Return the material word for word. Do not include pictures.
###
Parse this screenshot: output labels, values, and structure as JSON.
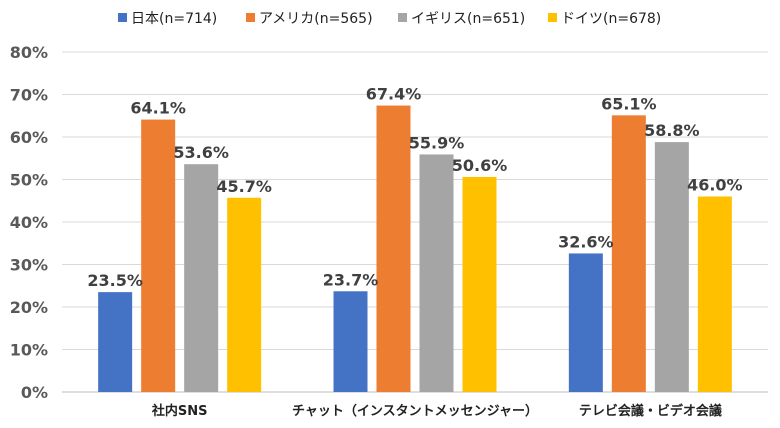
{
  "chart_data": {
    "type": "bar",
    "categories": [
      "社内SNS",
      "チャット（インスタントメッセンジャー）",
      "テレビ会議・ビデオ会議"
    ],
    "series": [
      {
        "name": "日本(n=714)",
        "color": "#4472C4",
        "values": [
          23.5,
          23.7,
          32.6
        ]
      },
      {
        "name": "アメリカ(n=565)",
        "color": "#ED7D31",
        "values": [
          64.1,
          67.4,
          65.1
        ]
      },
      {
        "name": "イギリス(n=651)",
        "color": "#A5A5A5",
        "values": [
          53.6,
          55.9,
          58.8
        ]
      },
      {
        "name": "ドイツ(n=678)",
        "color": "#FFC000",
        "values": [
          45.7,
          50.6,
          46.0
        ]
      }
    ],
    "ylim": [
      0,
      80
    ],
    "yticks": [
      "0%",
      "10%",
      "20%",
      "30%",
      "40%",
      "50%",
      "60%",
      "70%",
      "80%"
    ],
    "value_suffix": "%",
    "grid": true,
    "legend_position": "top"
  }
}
###
RESULT FOR THIS EXERCISE
Parse this screenshot: output labels, values, and structure as JSON.
{
  "chart_data": {
    "type": "bar",
    "categories": [
      "社内SNS",
      "チャット（インスタントメッセンジャー）",
      "テレビ会議・ビデオ会議"
    ],
    "series": [
      {
        "name": "日本(n=714)",
        "color": "#4472C4",
        "values": [
          23.5,
          23.7,
          32.6
        ]
      },
      {
        "name": "アメリカ(n=565)",
        "color": "#ED7D31",
        "values": [
          64.1,
          67.4,
          65.1
        ]
      },
      {
        "name": "イギリス(n=651)",
        "color": "#A5A5A5",
        "values": [
          53.6,
          55.9,
          58.8
        ]
      },
      {
        "name": "ドイツ(n=678)",
        "color": "#FFC000",
        "values": [
          45.7,
          50.6,
          46.0
        ]
      }
    ],
    "ylim": [
      0,
      80
    ],
    "yticks": [
      "0%",
      "10%",
      "20%",
      "30%",
      "40%",
      "50%",
      "60%",
      "70%",
      "80%"
    ],
    "value_suffix": "%",
    "grid": true,
    "legend_position": "top"
  }
}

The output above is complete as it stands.